WORK REQUIRED: Without including any images, repeat the data exactly.
═══
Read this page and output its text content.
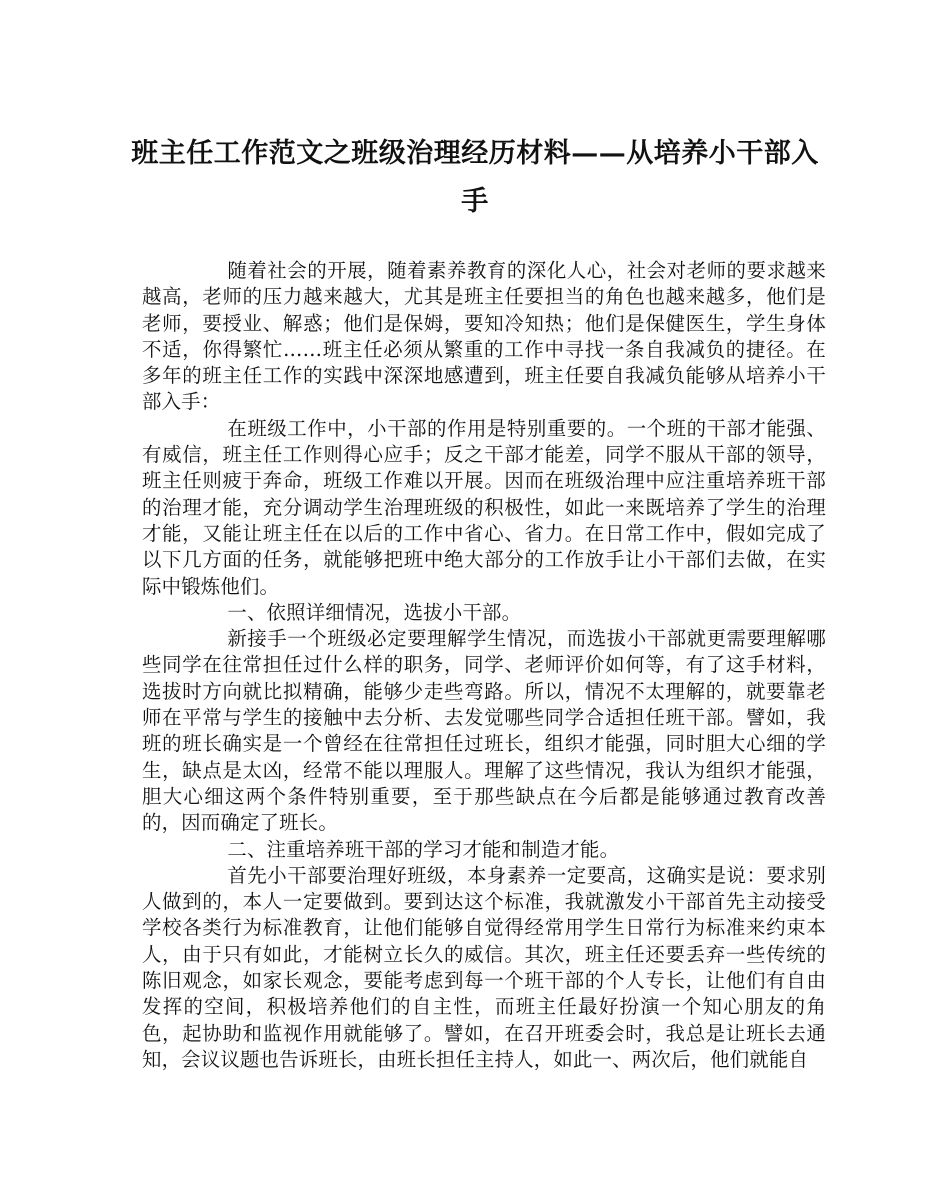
班主任工作范文之班级治理经历材料——从培养小干部入手

随着社会的开展，随着素养教育的深化人心，社会对老师的要求越来越高，老师的压力越来越大，尤其是班主任要担当的角色也越来越多，他们是老师，要授业、解惑；他们是保姆，要知冷知热；他们是保健医生，学生身体不适，你得繁忙……班主任必须从繁重的工作中寻找一条自我减负的捷径。在多年的班主任工作的实践中深深地感遭到，班主任要自我减负能够从培养小干部入手：

在班级工作中，小干部的作用是特别重要的。一个班的干部才能强、有威信，班主任工作则得心应手；反之干部才能差，同学不服从干部的领导，班主任则疲于奔命，班级工作难以开展。因而在班级治理中应注重培养班干部的治理才能，充分调动学生治理班级的积极性，如此一来既培养了学生的治理才能，又能让班主任在以后的工作中省心、省力。在日常工作中，假如完成了以下几方面的任务，就能够把班中绝大部分的工作放手让小干部们去做，在实际中锻炼他们。

一、依照详细情况，选拔小干部。

新接手一个班级必定要理解学生情况，而选拔小干部就更需要理解哪些同学在往常担任过什么样的职务，同学、老师评价如何等，有了这手材料，选拔时方向就比拟精确，能够少走些弯路。所以，情况不太理解的，就要靠老师在平常与学生的接触中去分析、去发觉哪些同学合适担任班干部。譬如，我班的班长确实是一个曾经在往常担任过班长，组织才能强，同时胆大心细的学生，缺点是太凶，经常不能以理服人。理解了这些情况，我认为组织才能强，胆大心细这两个条件特别重要，至于那些缺点在今后都是能够通过教育改善的，因而确定了班长。

二、注重培养班干部的学习才能和制造才能。

首先小干部要治理好班级，本身素养一定要高，这确实是说：要求别人做到的，本人一定要做到。要到达这个标准，我就激发小干部首先主动接受学校各类行为标准教育，让他们能够自觉得经常用学生日常行为标准来约束本人，由于只有如此，才能树立长久的威信。其次，班主任还要丢弃一些传统的陈旧观念，如家长观念，要能考虑到每一个班干部的个人专长，让他们有自由发挥的空间，积极培养他们的自主性，而班主任最好扮演一个知心朋友的角色，起协助和监视作用就能够了。譬如，在召开班委会时，我总是让班长去通知，会议议题也告诉班长，由班长担任主持人，如此一、两次后，他们就能自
═══
SOLUTION TO THIS EXERCISE:
Read this page and output its text content.
班主任工作范文之班级治理经历材料——从培养小干部入手

随着社会的开展，随着素养教育的深化人心，社会对老师的要求越来越高，老师的压力越来越大，尤其是班主任要担当的角色也越来越多，他们是老师，要授业、解惑；他们是保姆，要知冷知热；他们是保健医生，学生身体不适，你得繁忙……班主任必须从繁重的工作中寻找一条自我减负的捷径。在多年的班主任工作的实践中深深地感遭到，班主任要自我减负能够从培养小干部入手：

在班级工作中，小干部的作用是特别重要的。一个班的干部才能强、有威信，班主任工作则得心应手；反之干部才能差，同学不服从干部的领导，班主任则疲于奔命，班级工作难以开展。因而在班级治理中应注重培养班干部的治理才能，充分调动学生治理班级的积极性，如此一来既培养了学生的治理才能，又能让班主任在以后的工作中省心、省力。在日常工作中，假如完成了以下几方面的任务，就能够把班中绝大部分的工作放手让小干部们去做，在实际中锻炼他们。

一、依照详细情况，选拔小干部。

新接手一个班级必定要理解学生情况，而选拔小干部就更需要理解哪些同学在往常担任过什么样的职务，同学、老师评价如何等，有了这手材料，选拔时方向就比拟精确，能够少走些弯路。所以，情况不太理解的，就要靠老师在平常与学生的接触中去分析、去发觉哪些同学合适担任班干部。譬如，我班的班长确实是一个曾经在往常担任过班长，组织才能强，同时胆大心细的学生，缺点是太凶，经常不能以理服人。理解了这些情况，我认为组织才能强，胆大心细这两个条件特别重要，至于那些缺点在今后都是能够通过教育改善的，因而确定了班长。

二、注重培养班干部的学习才能和制造才能。

首先小干部要治理好班级，本身素养一定要高，这确实是说：要求别人做到的，本人一定要做到。要到达这个标准，我就激发小干部首先主动接受学校各类行为标准教育，让他们能够自觉得经常用学生日常行为标准来约束本人，由于只有如此，才能树立长久的威信。其次，班主任还要丢弃一些传统的陈旧观念，如家长观念，要能考虑到每一个班干部的个人专长，让他们有自由发挥的空间，积极培养他们的自主性，而班主任最好扮演一个知心朋友的角色，起协助和监视作用就能够了。譬如，在召开班委会时，我总是让班长去通知，会议议题也告诉班长，由班长担任主持人，如此一、两次后，他们就能自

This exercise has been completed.